#### Input data
▶
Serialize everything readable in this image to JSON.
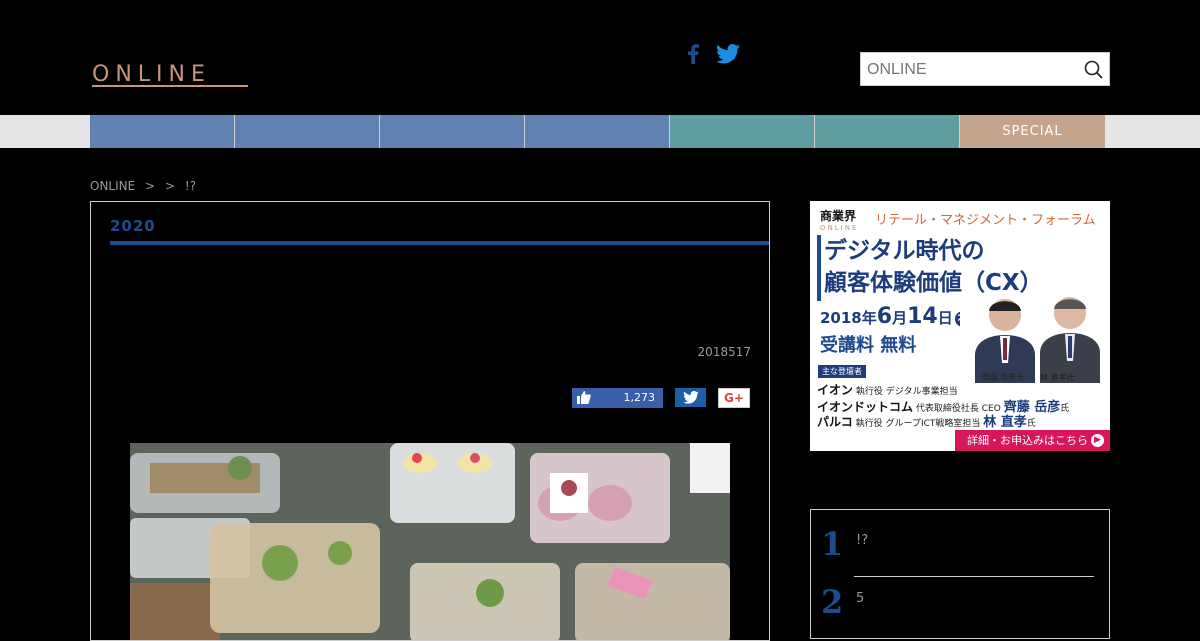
{
  "header": {
    "logo": "ONLINE",
    "search_placeholder": "ONLINE"
  },
  "icons": {
    "facebook": "facebook-icon",
    "twitter": "twitter-icon",
    "search": "search-icon"
  },
  "nav": {
    "items": [
      {
        "label": "",
        "color": "#6181b3"
      },
      {
        "label": "",
        "color": "#6181b3"
      },
      {
        "label": "",
        "color": "#6181b3"
      },
      {
        "label": "",
        "color": "#6181b3"
      },
      {
        "label": "",
        "color": "#5f9ea0"
      },
      {
        "label": "",
        "color": "#5f9ea0"
      },
      {
        "label": "SPECIAL",
        "color": "#c4a48c"
      }
    ]
  },
  "breadcrumb": {
    "items": [
      "ONLINE",
      ">",
      ">",
      "!?"
    ]
  },
  "article": {
    "category": "2020",
    "title": "",
    "date": "2018517",
    "share": {
      "like_count": "1,273",
      "gplus_label": "G+"
    }
  },
  "ad": {
    "logo": "商業界",
    "logo_sub": "ONLINE",
    "forum": "リテール・マネジメント・フォーラム",
    "headline_1": "デジタル時代の",
    "headline_2": "顧客体験価値（CX）",
    "date_prefix": "2018年",
    "date_month": "6",
    "date_mid": "月",
    "date_day": "14",
    "date_suffix": "日",
    "date_weekday": "木",
    "fee_label": "受講料",
    "fee_value": "無料",
    "guests_label": "主な登壇者",
    "speaker_1_name": "齊藤 岳彦氏",
    "speaker_2_name": "林 直孝氏",
    "lines": [
      {
        "company": "イオン",
        "role": "執行役 デジタル事業担当",
        "person": ""
      },
      {
        "company": "イオンドットコム",
        "role": "代表取締役社長 CEO",
        "person": "齊藤 岳彦",
        "suffix": "氏"
      },
      {
        "company": "パルコ",
        "role": "執行役 グループICT戦略室担当",
        "person": "林 直孝",
        "suffix": "氏"
      }
    ],
    "cta": "詳細・お申込みはこちら"
  },
  "ranking": {
    "title": "",
    "items": [
      {
        "rank": "1",
        "text": "!?"
      },
      {
        "rank": "2",
        "text": "5"
      }
    ]
  }
}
◀
#### Instructions to follow
Output the lines above in full and exactly as given, omitting any pictures.

#### Written reply
Serialize everything readable in this image to JSON.
{
  "header": {
    "logo": "ONLINE",
    "search_placeholder": "ONLINE"
  },
  "icons": {
    "facebook": "facebook-icon",
    "twitter": "twitter-icon",
    "search": "search-icon"
  },
  "nav": {
    "items": [
      {
        "label": "",
        "color": "#6181b3"
      },
      {
        "label": "",
        "color": "#6181b3"
      },
      {
        "label": "",
        "color": "#6181b3"
      },
      {
        "label": "",
        "color": "#6181b3"
      },
      {
        "label": "",
        "color": "#5f9ea0"
      },
      {
        "label": "",
        "color": "#5f9ea0"
      },
      {
        "label": "SPECIAL",
        "color": "#c4a48c"
      }
    ]
  },
  "breadcrumb": {
    "items": [
      "ONLINE",
      ">",
      ">",
      "!?"
    ]
  },
  "article": {
    "category": "2020",
    "title": "",
    "date": "2018517",
    "share": {
      "like_count": "1,273",
      "gplus_label": "G+"
    }
  },
  "ad": {
    "logo": "商業界",
    "logo_sub": "ONLINE",
    "forum": "リテール・マネジメント・フォーラム",
    "headline_1": "デジタル時代の",
    "headline_2": "顧客体験価値（CX）",
    "date_prefix": "2018年",
    "date_month": "6",
    "date_mid": "月",
    "date_day": "14",
    "date_suffix": "日",
    "date_weekday": "木",
    "fee_label": "受講料",
    "fee_value": "無料",
    "guests_label": "主な登壇者",
    "speaker_1_name": "齊藤 岳彦氏",
    "speaker_2_name": "林 直孝氏",
    "lines": [
      {
        "company": "イオン",
        "role": "執行役 デジタル事業担当",
        "person": ""
      },
      {
        "company": "イオンドットコム",
        "role": "代表取締役社長 CEO",
        "person": "齊藤 岳彦",
        "suffix": "氏"
      },
      {
        "company": "パルコ",
        "role": "執行役 グループICT戦略室担当",
        "person": "林 直孝",
        "suffix": "氏"
      }
    ],
    "cta": "詳細・お申込みはこちら"
  },
  "ranking": {
    "title": "",
    "items": [
      {
        "rank": "1",
        "text": "!?"
      },
      {
        "rank": "2",
        "text": "5"
      }
    ]
  }
}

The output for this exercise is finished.